The data below should be restated word for word, with every picture omitted.
+ + +
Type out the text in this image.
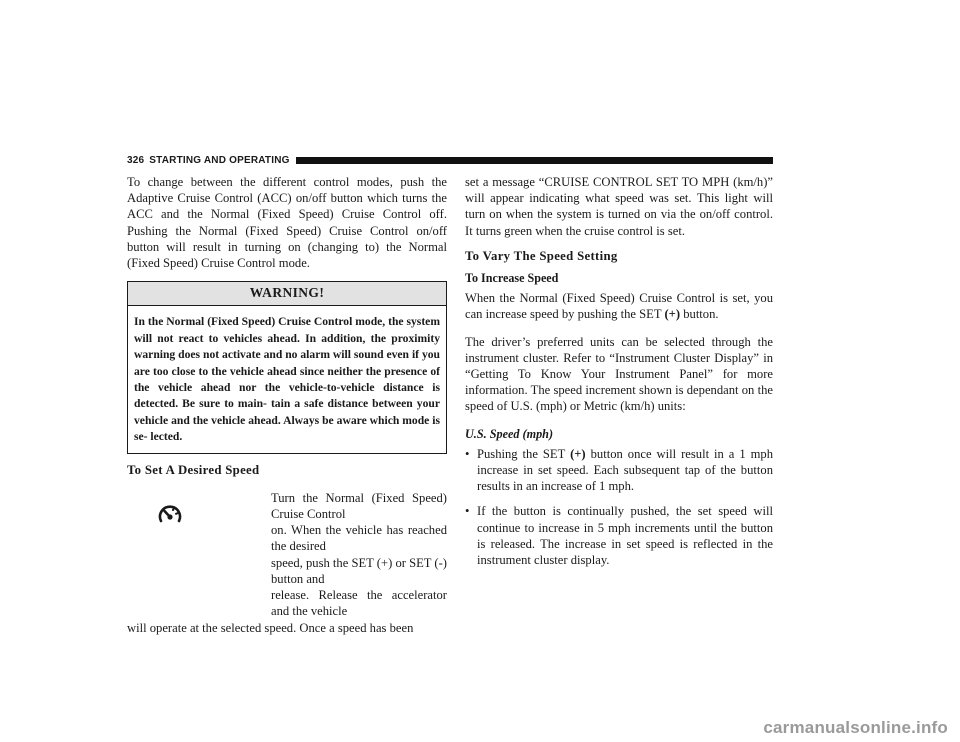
326 STARTING AND OPERATING

To change between the different control modes, push the Adaptive Cruise Control (ACC) on/off button which turns the ACC and the Normal (Fixed Speed) Cruise Control off. Pushing the Normal (Fixed Speed) Cruise Control on/off button will result in turning on (changing to) the Normal (Fixed Speed) Cruise Control mode.

WARNING!
In the Normal (Fixed Speed) Cruise Control mode, the system will not react to vehicles ahead. In addition, the proximity warning does not activate and no alarm will sound even if you are too close to the vehicle ahead since neither the presence of the vehicle ahead nor the vehicle-to-vehicle distance is detected. Be sure to main- tain a safe distance between your vehicle and the vehicle ahead. Always be aware which mode is se- lected.
To Set A Desired Speed

Turn the Normal (Fixed Speed) Cruise Control

on. When the vehicle has reached the desired

speed, push the SET (+) or SET (-) button and

release. Release the accelerator and the vehicle

will operate at the selected speed. Once a speed has been

set a message “CRUISE CONTROL SET TO MPH (km/h)” will appear indicating what speed was set. This light will turn on when the system is turned on via the on/off control. It turns green when the cruise control is set.

To Vary The Speed Setting
To Increase Speed

When the Normal (Fixed Speed) Cruise Control is set, you can increase speed by pushing the SET (+) button.

The driver’s preferred units can be selected through the instrument cluster. Refer to “Instrument Cluster Display” in “Getting To Know Your Instrument Panel” for more information. The speed increment shown is dependant on the speed of U.S. (mph) or Metric (km/h) units:

U.S. Speed (mph)
• Pushing the SET (+) button once will result in a 1 mph increase in set speed. Each subsequent tap of the button results in an increase of 1 mph.
• If the button is continually pushed, the set speed will continue to increase in 5 mph increments until the button is released. The increase in set speed is reflected in the instrument cluster display.
carmanualsonline.info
+ + +
## Reply to the task
Type out the text in this image.
326 STARTING AND OPERATING

To change between the different control modes, push the Adaptive Cruise Control (ACC) on/off button which turns the ACC and the Normal (Fixed Speed) Cruise Control off. Pushing the Normal (Fixed Speed) Cruise Control on/off button will result in turning on (changing to) the Normal (Fixed Speed) Cruise Control mode.

WARNING!
In the Normal (Fixed Speed) Cruise Control mode, the system will not react to vehicles ahead. In addition, the proximity warning does not activate and no alarm will sound even if you are too close to the vehicle ahead since neither the presence of the vehicle ahead nor the vehicle-to-vehicle distance is detected. Be sure to main- tain a safe distance between your vehicle and the vehicle ahead. Always be aware which mode is se- lected.
To Set A Desired Speed

Turn the Normal (Fixed Speed) Cruise Control

on. When the vehicle has reached the desired

speed, push the SET (+) or SET (-) button and

release. Release the accelerator and the vehicle

will operate at the selected speed. Once a speed has been

set a message “CRUISE CONTROL SET TO MPH (km/h)” will appear indicating what speed was set. This light will turn on when the system is turned on via the on/off control. It turns green when the cruise control is set.

To Vary The Speed Setting
To Increase Speed

When the Normal (Fixed Speed) Cruise Control is set, you can increase speed by pushing the SET (+) button.

The driver’s preferred units can be selected through the instrument cluster. Refer to “Instrument Cluster Display” in “Getting To Know Your Instrument Panel” for more information. The speed increment shown is dependant on the speed of U.S. (mph) or Metric (km/h) units:

U.S. Speed (mph)
• Pushing the SET (+) button once will result in a 1 mph increase in set speed. Each subsequent tap of the button results in an increase of 1 mph.
• If the button is continually pushed, the set speed will continue to increase in 5 mph increments until the button is released. The increase in set speed is reflected in the instrument cluster display.
carmanualsonline.info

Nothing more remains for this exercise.